• **Data records**:
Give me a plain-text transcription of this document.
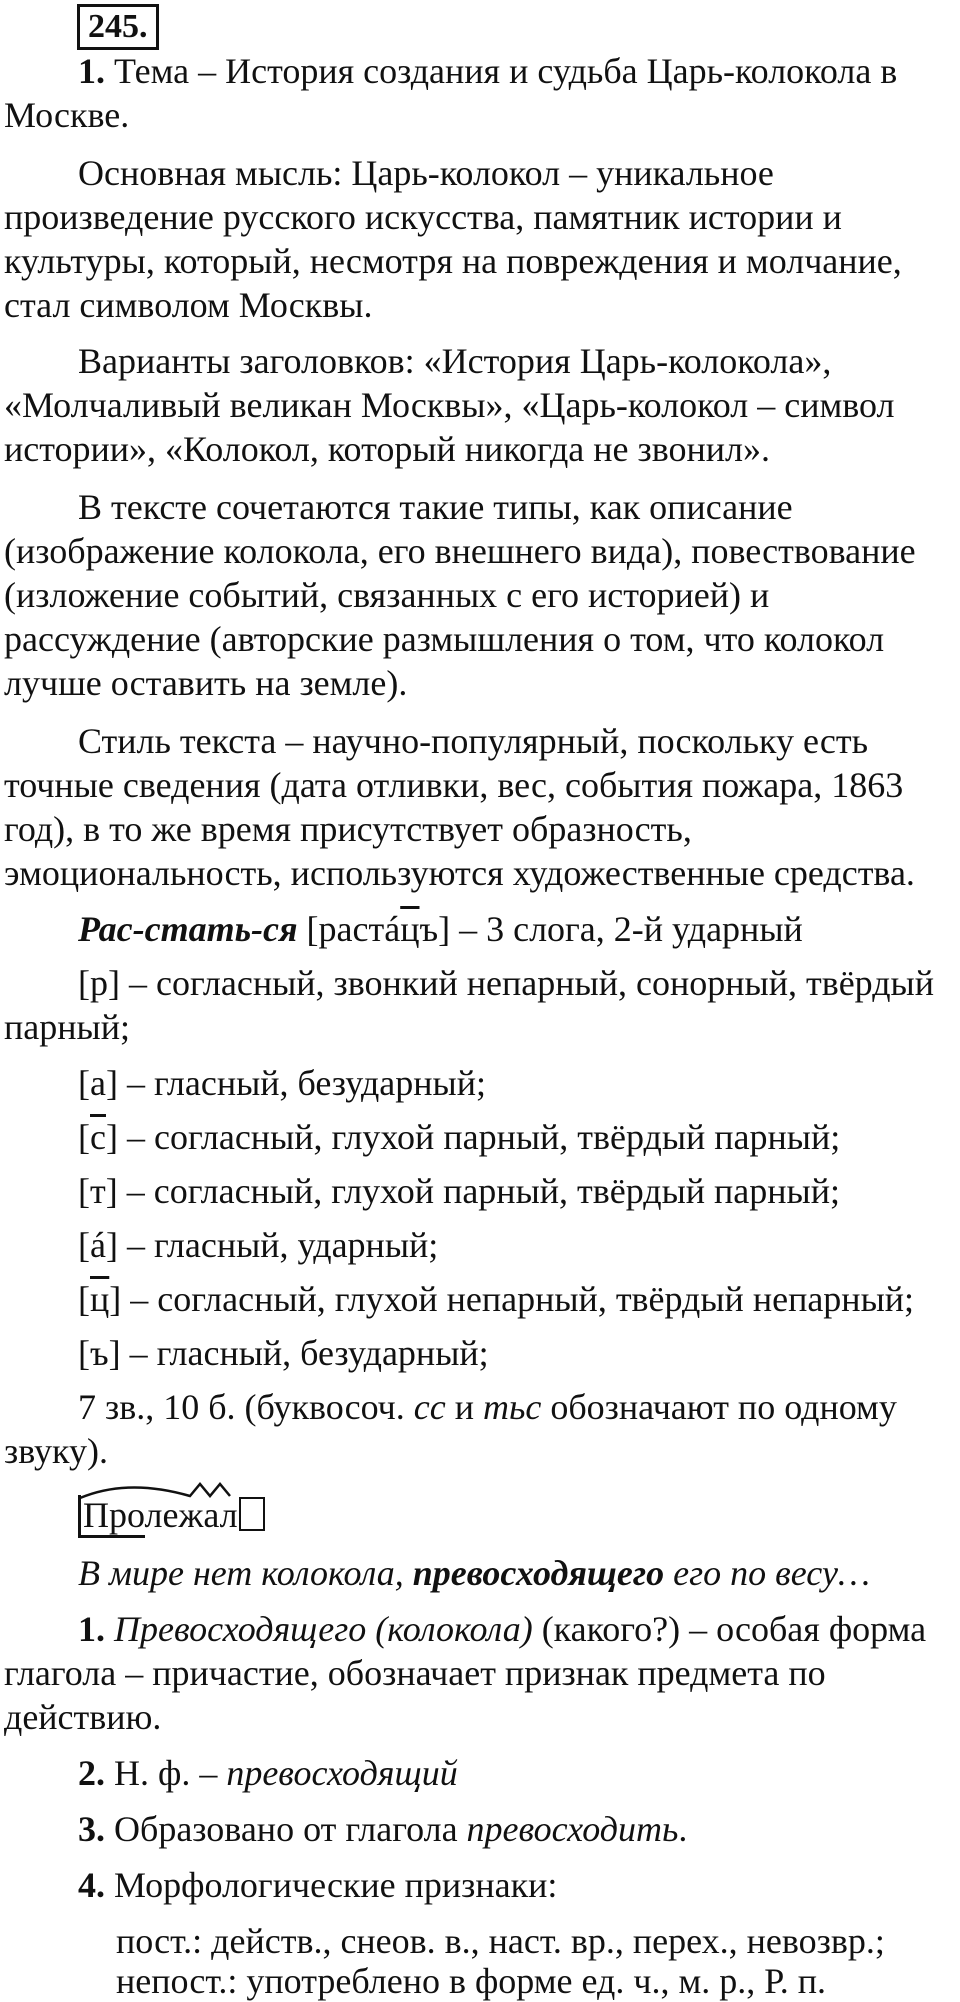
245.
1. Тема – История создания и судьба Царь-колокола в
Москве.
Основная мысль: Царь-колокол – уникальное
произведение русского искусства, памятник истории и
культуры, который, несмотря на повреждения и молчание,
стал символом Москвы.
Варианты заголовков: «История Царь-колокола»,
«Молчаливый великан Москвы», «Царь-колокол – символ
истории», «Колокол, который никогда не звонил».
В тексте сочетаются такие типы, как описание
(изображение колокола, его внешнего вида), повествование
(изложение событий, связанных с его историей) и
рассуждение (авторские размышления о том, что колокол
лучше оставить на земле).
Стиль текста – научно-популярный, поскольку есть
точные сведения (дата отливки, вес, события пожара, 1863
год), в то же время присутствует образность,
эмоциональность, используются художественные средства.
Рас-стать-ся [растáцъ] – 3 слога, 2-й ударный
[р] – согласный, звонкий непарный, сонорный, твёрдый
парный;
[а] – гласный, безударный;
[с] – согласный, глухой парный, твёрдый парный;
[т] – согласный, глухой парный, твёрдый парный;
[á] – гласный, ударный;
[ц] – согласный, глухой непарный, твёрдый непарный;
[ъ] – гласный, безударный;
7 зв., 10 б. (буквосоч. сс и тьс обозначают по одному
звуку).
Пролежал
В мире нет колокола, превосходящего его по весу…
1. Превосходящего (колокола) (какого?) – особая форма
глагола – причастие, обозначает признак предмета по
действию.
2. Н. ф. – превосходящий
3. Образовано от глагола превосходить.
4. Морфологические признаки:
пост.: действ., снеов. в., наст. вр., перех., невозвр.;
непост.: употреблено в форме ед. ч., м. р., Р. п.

• **YOUR INSTRUCTIONS**:
How many lines in the records above contain the word "колокола"? Reply with the number and nothing more.

• **RESULT FOR THIS EXERCISE**:
5